■ DESCRIPTION OF THE TASK
In the entries that follow, count each line containing "heart" and state the total, nothing more.

■ INFORMATION SUPPLIED
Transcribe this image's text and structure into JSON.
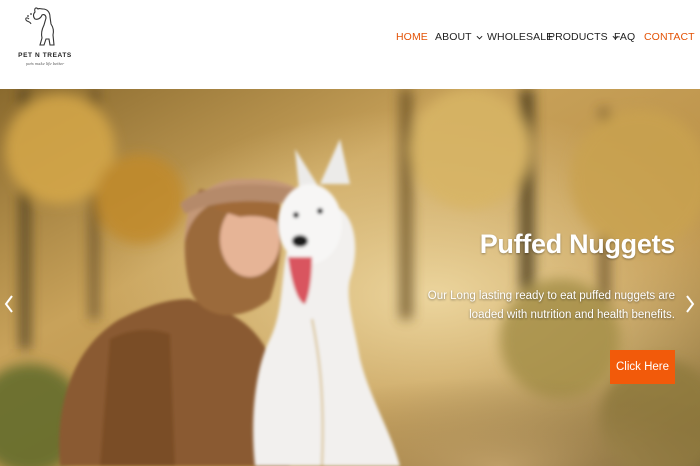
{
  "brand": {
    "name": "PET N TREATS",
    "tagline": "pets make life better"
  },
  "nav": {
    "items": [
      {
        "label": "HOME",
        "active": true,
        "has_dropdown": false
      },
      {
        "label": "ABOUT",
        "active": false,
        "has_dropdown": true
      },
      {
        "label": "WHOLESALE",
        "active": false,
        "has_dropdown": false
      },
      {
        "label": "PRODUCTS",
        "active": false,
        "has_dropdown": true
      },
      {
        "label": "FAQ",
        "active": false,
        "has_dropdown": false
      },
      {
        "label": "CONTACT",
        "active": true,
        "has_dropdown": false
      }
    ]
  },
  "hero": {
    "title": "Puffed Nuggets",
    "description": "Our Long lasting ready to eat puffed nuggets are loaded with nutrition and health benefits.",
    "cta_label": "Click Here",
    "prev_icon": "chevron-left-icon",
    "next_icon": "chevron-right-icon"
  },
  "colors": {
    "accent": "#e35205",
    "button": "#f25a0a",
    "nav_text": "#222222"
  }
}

...

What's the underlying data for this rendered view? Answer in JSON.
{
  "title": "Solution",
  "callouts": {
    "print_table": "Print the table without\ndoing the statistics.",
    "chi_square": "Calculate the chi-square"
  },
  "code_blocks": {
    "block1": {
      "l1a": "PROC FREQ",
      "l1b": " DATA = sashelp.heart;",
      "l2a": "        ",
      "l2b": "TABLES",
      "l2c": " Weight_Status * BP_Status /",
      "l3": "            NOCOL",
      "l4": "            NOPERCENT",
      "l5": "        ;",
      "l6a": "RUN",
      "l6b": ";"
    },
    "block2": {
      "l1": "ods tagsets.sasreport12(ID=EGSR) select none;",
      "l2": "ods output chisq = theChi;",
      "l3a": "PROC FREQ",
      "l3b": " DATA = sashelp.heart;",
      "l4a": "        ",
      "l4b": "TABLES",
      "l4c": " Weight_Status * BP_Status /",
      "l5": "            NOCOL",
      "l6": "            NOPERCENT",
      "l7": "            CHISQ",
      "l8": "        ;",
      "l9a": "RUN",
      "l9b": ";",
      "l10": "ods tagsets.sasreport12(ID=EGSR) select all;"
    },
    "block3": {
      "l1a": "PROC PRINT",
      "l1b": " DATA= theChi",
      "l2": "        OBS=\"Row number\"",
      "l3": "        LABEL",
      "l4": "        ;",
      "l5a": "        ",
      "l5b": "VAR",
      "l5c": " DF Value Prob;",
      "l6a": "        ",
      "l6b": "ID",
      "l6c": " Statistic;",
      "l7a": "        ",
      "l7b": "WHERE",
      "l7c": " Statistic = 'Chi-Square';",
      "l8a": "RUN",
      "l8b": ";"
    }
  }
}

■ WRITTEN REPLY
2